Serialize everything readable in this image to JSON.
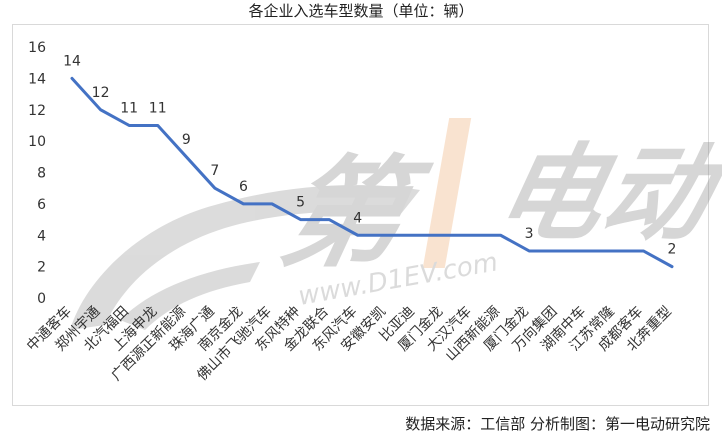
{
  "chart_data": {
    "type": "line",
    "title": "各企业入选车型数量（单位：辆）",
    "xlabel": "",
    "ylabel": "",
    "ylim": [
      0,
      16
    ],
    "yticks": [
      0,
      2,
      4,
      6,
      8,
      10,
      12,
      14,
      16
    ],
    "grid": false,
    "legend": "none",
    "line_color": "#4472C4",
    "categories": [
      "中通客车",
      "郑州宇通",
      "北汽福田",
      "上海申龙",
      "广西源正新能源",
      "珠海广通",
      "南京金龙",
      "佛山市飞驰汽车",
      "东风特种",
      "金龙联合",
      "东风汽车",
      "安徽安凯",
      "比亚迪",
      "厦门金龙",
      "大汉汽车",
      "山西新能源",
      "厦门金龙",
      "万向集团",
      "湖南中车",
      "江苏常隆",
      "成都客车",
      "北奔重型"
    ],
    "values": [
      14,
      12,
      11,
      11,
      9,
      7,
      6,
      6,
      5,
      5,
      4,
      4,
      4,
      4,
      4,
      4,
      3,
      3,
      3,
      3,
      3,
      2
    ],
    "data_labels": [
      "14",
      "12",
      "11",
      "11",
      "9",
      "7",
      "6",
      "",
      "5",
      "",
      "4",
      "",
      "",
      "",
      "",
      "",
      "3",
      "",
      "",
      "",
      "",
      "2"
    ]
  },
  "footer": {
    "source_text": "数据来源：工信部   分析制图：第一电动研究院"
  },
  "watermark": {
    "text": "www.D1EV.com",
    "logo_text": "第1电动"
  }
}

---

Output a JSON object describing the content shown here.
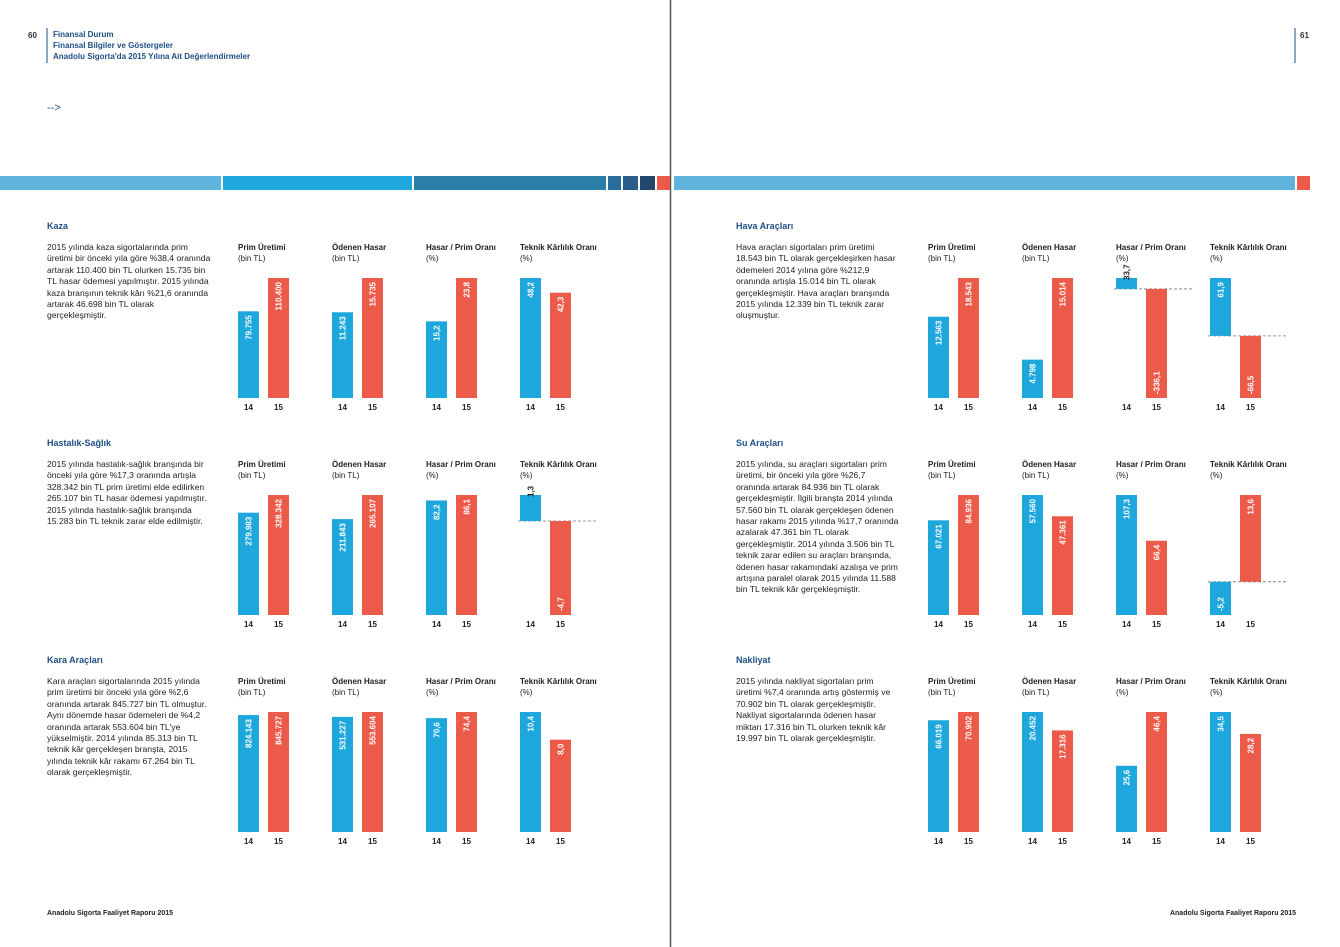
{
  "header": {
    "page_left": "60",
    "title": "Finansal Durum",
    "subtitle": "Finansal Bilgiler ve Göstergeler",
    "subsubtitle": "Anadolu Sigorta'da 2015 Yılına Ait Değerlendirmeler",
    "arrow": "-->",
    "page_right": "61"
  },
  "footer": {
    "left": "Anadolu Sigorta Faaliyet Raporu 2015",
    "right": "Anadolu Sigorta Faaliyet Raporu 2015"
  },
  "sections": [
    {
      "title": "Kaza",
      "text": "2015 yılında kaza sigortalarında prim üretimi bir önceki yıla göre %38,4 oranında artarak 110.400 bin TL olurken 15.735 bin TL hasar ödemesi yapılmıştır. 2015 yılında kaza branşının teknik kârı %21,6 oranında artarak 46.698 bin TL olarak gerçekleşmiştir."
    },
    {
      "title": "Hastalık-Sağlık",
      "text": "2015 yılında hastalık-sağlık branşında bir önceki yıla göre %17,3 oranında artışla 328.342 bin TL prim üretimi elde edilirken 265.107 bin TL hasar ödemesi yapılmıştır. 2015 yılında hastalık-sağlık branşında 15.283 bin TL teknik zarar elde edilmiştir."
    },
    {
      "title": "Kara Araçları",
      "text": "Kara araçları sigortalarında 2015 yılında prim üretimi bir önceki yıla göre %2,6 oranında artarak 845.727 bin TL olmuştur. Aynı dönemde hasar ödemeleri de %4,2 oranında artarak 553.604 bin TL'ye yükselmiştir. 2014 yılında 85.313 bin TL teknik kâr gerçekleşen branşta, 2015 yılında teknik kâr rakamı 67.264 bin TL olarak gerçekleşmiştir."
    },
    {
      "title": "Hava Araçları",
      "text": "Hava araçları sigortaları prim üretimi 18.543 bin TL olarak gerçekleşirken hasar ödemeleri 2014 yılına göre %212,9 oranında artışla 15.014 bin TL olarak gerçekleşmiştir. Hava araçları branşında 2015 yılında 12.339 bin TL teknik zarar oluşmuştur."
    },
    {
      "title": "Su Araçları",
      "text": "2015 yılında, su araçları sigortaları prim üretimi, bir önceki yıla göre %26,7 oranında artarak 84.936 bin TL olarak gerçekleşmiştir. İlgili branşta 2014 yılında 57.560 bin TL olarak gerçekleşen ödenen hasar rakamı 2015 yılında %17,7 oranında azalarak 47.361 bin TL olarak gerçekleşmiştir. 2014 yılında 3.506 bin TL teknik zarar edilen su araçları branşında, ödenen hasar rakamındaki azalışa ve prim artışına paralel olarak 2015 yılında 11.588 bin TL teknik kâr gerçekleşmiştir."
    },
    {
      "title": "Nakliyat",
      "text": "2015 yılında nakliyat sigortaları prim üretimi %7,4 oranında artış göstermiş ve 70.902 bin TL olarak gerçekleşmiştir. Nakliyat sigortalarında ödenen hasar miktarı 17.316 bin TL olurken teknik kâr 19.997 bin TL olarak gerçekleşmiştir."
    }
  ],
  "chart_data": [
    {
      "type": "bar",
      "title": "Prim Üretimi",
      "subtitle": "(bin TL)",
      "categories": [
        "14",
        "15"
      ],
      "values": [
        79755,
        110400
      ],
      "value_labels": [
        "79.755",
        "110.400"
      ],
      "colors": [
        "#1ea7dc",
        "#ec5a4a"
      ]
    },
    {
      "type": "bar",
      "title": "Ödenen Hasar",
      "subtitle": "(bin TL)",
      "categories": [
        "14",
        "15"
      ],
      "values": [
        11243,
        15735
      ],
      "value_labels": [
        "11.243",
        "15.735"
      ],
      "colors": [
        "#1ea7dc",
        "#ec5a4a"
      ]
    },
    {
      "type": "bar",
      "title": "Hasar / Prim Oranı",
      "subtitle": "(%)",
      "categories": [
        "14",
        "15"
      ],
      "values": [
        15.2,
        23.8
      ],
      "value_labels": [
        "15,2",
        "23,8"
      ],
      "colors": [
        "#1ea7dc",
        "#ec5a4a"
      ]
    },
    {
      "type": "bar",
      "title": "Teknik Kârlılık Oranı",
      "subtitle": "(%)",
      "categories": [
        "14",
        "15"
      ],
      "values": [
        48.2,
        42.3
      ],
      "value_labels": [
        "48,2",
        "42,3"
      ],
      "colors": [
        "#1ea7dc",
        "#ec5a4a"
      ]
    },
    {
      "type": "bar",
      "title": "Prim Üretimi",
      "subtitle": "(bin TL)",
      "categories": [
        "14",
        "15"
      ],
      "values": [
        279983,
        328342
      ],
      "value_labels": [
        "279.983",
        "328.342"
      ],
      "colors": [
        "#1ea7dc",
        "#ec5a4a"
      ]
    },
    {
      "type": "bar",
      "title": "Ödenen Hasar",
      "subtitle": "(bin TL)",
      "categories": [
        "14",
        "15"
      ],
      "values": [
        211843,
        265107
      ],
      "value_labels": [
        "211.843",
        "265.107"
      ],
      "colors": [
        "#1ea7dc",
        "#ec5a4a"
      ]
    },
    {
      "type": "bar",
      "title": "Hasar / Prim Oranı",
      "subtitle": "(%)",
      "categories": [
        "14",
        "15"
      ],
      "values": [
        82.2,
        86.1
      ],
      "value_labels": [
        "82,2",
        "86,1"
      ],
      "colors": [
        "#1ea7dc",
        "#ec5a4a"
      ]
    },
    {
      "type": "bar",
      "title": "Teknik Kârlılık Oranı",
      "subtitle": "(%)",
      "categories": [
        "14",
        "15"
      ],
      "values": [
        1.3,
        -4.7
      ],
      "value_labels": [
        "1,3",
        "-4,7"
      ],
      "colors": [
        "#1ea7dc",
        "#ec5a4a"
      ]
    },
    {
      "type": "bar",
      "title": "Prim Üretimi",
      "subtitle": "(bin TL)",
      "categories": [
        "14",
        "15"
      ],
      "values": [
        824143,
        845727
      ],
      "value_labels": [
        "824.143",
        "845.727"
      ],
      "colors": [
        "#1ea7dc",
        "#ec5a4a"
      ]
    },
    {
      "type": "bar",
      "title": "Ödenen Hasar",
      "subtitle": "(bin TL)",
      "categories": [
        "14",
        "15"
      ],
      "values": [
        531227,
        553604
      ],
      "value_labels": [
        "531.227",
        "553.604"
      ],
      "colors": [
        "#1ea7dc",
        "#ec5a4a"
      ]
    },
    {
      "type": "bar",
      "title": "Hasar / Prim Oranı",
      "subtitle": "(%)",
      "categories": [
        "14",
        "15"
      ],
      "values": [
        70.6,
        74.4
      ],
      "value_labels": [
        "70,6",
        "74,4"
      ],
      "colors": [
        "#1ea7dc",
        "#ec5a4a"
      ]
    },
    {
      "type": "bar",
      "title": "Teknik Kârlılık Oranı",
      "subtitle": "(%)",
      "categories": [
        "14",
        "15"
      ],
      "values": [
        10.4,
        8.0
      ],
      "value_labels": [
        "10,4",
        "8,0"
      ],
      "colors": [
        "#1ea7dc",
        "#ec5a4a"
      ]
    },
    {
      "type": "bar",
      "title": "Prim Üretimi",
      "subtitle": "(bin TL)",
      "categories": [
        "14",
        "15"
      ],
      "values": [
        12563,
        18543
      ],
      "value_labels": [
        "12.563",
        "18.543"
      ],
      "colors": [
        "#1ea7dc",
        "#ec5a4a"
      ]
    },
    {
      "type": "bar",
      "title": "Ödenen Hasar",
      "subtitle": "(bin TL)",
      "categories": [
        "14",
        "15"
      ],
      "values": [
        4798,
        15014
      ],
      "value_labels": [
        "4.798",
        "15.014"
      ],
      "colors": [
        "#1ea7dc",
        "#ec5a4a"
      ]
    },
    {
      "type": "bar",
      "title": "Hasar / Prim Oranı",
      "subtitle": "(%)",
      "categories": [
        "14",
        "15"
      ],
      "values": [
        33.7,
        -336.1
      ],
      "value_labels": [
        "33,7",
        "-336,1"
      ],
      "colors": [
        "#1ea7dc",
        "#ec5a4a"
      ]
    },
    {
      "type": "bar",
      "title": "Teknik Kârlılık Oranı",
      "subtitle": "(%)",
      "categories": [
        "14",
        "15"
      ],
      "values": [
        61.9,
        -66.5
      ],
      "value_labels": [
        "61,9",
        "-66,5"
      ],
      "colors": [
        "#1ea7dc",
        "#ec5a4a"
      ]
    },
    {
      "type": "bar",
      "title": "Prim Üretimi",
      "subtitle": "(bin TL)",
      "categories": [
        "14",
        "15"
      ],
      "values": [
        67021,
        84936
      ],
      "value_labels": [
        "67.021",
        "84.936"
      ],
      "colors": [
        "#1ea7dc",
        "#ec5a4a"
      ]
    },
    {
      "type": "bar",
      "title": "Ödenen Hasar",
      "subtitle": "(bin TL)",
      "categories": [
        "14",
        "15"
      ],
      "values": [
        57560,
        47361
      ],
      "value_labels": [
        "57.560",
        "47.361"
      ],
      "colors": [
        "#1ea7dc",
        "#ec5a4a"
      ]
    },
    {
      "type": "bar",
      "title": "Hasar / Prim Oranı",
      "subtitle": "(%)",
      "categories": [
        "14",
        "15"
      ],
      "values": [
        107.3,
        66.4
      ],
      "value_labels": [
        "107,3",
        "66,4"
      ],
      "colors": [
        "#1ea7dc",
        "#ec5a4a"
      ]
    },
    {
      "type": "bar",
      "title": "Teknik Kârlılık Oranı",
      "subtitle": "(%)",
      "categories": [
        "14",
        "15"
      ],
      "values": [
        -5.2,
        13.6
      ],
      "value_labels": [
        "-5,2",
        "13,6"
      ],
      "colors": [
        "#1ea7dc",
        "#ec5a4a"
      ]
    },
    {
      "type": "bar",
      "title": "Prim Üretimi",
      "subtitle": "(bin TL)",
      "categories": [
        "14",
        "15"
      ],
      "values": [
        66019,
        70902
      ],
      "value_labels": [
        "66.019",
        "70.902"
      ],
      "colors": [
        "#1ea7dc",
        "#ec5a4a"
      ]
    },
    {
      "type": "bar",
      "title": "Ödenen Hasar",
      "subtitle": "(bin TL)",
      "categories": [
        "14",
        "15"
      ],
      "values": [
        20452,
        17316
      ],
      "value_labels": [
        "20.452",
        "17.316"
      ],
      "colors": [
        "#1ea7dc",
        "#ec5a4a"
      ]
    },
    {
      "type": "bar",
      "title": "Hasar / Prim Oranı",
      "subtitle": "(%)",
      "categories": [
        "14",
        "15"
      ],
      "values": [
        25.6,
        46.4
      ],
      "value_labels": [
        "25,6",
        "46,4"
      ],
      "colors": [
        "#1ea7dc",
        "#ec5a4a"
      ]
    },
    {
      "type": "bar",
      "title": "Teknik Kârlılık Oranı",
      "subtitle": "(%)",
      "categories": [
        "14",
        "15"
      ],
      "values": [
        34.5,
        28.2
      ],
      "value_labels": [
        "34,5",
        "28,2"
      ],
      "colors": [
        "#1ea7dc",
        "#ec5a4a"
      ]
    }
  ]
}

* * *

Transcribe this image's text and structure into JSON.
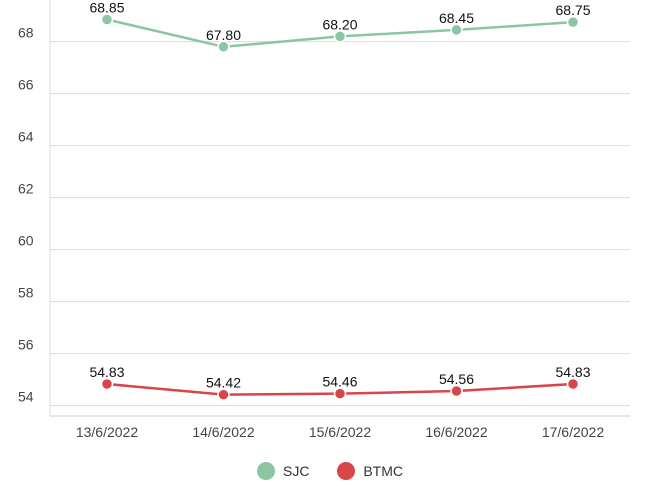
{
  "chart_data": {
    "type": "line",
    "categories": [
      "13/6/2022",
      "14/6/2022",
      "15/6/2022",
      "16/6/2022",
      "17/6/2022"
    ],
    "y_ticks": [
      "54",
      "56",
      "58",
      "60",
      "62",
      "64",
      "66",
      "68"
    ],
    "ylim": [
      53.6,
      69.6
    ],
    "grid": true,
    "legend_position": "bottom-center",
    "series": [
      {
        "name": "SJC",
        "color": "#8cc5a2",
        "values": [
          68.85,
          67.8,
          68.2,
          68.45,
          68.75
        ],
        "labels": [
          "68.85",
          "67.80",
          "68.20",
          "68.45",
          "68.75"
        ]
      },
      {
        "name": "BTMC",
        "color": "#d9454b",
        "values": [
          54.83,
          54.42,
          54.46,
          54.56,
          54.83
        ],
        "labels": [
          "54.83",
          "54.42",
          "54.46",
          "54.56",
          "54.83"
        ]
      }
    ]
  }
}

Written problem:
Only the number is wanted: how many lines in the preceding entries hold the string "Finansal"?

Solution to this problem:
2